_Raw records_:
--

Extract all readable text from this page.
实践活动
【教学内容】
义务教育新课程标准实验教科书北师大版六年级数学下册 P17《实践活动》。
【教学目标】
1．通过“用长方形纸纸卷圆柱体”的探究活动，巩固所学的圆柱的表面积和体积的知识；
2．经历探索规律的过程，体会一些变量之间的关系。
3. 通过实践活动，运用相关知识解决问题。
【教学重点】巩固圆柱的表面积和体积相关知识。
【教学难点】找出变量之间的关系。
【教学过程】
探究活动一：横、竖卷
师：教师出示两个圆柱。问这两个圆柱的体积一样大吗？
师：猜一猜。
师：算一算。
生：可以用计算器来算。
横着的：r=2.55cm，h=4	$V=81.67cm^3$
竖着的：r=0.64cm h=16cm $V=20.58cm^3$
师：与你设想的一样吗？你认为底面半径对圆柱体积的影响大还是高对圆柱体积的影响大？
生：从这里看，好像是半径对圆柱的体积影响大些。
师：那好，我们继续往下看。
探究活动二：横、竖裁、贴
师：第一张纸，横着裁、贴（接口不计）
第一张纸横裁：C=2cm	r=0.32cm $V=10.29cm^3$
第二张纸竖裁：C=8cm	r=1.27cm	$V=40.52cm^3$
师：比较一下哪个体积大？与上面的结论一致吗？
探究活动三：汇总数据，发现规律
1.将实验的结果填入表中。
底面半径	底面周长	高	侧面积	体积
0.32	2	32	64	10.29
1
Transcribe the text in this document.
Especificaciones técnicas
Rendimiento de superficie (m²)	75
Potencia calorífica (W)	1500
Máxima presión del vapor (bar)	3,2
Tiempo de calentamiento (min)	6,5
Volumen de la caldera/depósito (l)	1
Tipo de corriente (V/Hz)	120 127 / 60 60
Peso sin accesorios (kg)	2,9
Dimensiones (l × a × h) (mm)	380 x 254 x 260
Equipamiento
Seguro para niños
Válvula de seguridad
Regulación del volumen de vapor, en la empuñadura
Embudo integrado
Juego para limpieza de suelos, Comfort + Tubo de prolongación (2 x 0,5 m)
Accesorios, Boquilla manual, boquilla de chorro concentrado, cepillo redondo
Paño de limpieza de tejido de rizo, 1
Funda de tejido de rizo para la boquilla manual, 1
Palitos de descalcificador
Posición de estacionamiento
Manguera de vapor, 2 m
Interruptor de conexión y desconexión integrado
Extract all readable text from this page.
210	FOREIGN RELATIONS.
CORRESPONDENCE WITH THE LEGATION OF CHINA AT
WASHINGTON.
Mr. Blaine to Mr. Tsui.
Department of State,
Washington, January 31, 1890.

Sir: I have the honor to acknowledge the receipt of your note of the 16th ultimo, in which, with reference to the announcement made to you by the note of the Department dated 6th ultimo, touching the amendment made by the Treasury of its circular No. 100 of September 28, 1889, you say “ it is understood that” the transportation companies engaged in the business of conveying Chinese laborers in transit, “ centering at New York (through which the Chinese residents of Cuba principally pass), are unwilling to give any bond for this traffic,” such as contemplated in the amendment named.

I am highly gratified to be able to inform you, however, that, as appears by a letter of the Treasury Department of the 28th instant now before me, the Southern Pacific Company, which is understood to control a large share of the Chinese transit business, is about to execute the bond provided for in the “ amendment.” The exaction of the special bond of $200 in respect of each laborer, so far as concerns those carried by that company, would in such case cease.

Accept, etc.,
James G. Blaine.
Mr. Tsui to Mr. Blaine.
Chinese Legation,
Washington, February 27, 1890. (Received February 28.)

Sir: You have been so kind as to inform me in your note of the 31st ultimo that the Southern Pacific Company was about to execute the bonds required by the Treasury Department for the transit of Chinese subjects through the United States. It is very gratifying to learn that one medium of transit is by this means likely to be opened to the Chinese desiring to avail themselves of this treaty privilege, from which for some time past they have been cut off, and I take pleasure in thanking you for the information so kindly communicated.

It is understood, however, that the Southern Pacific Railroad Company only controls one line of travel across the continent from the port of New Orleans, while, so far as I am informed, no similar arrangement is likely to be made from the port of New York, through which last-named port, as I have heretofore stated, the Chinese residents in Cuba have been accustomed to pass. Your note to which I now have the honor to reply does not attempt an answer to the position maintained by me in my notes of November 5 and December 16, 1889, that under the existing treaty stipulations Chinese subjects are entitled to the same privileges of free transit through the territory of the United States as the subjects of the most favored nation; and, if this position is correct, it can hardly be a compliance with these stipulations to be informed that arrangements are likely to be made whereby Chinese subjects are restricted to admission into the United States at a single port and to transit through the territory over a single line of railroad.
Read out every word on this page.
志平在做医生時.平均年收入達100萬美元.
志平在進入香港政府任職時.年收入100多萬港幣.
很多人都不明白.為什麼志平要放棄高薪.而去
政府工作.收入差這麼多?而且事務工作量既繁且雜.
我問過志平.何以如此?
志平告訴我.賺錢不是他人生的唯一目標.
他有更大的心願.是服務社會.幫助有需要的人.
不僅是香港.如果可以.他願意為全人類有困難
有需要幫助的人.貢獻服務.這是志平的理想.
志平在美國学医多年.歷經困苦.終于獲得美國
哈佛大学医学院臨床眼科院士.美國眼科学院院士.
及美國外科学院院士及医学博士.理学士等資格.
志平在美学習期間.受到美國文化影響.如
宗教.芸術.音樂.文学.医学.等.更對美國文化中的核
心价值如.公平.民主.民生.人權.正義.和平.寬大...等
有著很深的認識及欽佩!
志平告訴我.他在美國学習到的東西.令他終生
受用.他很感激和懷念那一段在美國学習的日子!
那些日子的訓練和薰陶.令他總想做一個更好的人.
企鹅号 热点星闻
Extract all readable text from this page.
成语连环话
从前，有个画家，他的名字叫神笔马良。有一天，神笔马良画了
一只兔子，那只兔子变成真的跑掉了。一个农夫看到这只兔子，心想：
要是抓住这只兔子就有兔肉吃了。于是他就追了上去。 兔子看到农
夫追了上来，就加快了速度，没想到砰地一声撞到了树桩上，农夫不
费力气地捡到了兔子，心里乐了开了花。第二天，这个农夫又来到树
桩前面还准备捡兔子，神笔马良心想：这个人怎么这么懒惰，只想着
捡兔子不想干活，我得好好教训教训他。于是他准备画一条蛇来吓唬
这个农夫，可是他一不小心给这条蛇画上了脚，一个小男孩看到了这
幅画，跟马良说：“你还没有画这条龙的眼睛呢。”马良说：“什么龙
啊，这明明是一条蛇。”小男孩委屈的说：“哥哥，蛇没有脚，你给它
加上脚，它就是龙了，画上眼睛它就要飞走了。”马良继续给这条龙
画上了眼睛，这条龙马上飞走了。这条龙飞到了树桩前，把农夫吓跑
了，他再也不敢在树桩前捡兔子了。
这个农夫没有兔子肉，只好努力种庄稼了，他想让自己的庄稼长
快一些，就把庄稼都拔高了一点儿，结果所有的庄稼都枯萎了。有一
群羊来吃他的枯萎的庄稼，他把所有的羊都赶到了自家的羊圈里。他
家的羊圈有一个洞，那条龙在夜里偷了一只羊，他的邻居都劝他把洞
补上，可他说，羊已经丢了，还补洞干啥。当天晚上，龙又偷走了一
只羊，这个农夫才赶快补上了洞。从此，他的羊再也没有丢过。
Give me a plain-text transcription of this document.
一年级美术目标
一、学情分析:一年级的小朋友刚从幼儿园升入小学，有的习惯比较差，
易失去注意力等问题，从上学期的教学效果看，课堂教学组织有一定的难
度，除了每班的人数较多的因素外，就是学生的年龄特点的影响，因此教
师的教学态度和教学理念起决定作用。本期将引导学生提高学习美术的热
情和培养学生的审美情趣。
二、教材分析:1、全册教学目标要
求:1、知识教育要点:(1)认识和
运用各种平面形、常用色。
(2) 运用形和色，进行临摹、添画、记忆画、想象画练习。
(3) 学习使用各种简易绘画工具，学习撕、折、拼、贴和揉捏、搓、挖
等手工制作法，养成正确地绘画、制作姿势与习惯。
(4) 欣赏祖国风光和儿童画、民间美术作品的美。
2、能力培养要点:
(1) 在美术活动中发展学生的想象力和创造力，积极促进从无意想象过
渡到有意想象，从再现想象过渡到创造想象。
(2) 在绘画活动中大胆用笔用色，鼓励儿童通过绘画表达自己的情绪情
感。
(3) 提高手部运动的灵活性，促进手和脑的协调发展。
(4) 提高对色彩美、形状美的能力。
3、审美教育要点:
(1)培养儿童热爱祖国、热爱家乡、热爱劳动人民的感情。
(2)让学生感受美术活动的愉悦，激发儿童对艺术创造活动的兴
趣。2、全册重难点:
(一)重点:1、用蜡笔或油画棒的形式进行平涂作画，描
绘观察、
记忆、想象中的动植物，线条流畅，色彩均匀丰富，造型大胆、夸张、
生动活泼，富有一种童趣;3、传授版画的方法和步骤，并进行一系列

--

_The request_:
Say how many lines in the records above hold "Blaine", and give no other text.

_Answer to the task_:
3